(Dataset entries on figures)
--- START ---

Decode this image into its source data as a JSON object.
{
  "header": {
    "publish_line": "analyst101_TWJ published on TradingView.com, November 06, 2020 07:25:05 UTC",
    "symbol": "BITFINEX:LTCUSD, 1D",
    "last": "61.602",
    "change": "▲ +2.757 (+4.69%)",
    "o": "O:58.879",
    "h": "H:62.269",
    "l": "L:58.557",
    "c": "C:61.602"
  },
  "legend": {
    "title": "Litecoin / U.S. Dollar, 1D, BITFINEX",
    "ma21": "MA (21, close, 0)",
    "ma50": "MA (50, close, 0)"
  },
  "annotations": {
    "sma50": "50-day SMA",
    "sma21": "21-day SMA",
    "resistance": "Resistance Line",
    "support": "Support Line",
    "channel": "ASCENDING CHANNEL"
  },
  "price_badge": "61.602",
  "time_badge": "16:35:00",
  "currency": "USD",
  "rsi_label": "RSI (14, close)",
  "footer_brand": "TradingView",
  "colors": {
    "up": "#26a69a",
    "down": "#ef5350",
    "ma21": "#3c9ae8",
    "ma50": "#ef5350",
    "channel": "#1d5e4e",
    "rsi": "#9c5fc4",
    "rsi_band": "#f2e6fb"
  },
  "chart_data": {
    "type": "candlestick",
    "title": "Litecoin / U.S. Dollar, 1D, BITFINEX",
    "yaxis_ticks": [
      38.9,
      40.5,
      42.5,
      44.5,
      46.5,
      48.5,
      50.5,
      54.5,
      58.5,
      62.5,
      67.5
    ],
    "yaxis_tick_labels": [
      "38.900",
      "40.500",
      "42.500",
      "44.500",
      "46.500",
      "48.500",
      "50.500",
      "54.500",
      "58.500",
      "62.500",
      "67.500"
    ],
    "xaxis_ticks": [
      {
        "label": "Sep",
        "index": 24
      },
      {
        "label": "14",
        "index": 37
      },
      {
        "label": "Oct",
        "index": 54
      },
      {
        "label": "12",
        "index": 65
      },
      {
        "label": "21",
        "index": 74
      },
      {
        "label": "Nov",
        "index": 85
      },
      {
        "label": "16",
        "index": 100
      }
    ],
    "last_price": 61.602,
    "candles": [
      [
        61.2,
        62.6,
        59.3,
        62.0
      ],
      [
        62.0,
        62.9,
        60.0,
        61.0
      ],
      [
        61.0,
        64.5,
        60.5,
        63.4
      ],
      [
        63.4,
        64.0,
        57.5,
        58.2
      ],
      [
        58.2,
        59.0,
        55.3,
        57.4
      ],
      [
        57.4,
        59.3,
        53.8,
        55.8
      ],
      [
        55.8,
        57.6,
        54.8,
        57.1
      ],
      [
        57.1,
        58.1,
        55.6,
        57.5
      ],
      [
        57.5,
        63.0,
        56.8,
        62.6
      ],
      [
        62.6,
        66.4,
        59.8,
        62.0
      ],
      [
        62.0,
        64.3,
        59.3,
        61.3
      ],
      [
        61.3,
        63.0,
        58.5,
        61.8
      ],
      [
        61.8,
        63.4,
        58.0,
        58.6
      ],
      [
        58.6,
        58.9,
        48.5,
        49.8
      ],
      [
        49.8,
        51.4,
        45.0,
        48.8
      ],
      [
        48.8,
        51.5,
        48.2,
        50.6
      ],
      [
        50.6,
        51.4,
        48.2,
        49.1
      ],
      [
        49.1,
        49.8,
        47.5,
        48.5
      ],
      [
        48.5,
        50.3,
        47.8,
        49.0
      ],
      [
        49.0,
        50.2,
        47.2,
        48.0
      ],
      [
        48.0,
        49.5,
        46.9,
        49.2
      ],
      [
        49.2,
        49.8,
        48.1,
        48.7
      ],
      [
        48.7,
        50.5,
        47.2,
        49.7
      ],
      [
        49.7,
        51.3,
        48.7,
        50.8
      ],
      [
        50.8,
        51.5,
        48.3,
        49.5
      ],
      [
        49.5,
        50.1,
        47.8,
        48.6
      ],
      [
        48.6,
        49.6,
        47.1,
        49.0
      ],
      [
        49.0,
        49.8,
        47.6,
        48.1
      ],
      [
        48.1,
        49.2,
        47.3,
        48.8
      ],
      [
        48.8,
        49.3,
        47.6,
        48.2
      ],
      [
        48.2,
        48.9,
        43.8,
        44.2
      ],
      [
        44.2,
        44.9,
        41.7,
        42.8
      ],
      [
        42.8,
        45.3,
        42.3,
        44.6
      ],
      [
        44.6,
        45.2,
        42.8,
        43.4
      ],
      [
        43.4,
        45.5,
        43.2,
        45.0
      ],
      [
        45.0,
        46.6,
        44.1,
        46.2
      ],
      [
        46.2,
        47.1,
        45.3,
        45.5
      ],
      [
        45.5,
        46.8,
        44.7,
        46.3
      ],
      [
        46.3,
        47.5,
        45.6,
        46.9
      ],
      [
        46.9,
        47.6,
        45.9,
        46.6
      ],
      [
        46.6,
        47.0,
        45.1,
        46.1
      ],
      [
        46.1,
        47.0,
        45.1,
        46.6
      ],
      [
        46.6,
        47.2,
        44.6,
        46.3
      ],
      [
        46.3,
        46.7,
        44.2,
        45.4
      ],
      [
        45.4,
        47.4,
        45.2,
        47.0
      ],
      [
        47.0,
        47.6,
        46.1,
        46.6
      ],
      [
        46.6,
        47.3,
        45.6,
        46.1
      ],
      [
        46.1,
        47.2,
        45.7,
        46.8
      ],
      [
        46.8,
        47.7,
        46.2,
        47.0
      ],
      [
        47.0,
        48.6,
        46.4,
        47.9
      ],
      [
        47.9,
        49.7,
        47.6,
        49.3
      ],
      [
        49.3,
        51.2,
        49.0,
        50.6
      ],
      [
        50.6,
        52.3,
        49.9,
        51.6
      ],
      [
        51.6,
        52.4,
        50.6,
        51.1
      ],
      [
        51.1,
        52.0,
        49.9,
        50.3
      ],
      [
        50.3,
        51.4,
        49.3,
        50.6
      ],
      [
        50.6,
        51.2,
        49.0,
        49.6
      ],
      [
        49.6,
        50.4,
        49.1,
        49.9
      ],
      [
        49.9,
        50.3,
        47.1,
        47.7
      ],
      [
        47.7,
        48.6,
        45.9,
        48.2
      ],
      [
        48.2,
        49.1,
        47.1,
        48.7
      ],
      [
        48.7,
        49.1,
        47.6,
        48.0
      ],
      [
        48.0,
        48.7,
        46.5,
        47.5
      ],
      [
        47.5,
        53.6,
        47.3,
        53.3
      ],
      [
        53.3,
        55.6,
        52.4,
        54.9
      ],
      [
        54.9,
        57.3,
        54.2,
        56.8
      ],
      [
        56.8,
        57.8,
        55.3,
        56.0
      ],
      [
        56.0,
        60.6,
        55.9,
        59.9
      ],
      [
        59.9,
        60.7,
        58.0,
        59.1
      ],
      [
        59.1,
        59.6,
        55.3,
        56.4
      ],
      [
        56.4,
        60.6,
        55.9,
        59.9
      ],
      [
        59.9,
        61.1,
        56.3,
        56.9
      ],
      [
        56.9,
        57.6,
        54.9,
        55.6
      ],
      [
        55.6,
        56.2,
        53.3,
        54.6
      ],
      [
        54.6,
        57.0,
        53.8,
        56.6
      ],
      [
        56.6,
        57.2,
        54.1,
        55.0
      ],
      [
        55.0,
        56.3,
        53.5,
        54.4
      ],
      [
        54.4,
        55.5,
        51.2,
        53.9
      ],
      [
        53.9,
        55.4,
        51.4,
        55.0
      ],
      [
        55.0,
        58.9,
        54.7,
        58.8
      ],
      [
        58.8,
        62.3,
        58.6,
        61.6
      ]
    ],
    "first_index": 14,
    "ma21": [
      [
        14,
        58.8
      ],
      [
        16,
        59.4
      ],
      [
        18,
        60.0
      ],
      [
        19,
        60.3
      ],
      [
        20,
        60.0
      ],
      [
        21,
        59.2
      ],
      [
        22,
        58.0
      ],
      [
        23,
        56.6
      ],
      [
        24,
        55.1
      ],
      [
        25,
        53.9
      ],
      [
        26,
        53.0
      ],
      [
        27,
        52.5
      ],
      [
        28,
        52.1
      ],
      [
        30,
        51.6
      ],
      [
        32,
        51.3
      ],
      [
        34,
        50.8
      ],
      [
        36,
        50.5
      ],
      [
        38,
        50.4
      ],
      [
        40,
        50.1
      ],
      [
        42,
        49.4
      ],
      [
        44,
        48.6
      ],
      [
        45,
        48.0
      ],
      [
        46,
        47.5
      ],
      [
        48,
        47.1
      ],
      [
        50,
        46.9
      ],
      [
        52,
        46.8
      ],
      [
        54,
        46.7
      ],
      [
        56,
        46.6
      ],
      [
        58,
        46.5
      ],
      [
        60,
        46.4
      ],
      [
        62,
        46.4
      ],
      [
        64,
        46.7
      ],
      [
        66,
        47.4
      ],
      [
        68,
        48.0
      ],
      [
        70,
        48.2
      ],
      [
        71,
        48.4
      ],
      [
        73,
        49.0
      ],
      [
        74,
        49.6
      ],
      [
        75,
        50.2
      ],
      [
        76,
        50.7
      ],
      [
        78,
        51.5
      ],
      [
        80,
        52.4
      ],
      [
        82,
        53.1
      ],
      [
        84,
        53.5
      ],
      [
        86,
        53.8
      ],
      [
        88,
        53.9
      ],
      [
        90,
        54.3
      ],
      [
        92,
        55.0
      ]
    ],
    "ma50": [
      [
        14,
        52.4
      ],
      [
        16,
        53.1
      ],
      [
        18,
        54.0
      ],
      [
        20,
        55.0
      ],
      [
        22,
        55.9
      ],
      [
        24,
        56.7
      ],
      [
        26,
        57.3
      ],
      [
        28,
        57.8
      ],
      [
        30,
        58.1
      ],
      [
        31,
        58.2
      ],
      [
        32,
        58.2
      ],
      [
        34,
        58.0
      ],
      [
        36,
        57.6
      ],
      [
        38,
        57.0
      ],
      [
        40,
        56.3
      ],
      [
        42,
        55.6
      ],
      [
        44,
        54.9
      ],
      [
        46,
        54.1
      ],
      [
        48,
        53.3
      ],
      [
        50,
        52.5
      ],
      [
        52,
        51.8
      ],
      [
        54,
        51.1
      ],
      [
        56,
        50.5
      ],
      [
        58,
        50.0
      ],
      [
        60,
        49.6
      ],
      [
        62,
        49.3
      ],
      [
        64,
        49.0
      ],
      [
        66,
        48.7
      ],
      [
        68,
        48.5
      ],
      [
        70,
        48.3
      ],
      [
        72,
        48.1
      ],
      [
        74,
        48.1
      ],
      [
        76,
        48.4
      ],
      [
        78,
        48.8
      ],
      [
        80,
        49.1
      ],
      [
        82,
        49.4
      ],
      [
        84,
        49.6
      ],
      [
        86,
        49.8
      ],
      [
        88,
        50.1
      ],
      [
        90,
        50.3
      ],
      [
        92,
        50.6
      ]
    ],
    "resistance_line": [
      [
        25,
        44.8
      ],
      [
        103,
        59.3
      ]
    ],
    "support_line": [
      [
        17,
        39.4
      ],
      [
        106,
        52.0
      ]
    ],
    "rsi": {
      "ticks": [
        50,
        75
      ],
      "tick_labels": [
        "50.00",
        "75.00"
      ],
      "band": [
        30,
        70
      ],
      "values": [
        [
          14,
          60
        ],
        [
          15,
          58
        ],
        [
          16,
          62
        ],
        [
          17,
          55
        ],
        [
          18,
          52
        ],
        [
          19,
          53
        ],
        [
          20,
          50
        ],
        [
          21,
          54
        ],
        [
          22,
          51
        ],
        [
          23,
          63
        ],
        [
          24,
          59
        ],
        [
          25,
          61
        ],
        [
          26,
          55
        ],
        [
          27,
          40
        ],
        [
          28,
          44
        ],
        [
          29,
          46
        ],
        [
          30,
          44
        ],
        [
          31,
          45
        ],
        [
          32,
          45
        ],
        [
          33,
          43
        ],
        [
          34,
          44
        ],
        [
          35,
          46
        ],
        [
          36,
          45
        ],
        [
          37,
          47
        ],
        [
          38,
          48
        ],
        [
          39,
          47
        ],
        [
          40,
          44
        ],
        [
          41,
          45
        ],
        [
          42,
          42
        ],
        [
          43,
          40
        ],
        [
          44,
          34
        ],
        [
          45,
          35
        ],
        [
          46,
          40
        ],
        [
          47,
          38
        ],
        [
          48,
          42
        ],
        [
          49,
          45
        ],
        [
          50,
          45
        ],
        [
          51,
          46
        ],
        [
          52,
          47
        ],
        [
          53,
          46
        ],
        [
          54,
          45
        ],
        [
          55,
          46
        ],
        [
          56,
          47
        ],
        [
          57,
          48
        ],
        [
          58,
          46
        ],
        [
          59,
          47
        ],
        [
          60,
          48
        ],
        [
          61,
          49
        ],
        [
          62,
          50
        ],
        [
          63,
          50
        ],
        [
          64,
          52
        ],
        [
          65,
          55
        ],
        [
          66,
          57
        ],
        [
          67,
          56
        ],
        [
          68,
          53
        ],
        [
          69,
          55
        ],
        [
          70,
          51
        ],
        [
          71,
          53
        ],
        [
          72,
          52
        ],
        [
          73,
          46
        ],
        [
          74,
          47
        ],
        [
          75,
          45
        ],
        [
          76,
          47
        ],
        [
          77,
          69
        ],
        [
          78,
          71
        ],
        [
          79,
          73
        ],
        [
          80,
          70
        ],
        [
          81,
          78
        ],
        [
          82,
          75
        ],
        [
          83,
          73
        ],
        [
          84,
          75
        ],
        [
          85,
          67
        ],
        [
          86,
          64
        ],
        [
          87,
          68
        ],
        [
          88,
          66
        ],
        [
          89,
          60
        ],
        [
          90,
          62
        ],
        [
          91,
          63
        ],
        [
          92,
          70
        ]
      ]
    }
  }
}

--- END ---

**What you have to do**
Find and copy each line above that includes the string "channel".

**Response for this exercise**
    "channel": "ASCENDING CHANNEL"
    "channel": "#1d5e4e",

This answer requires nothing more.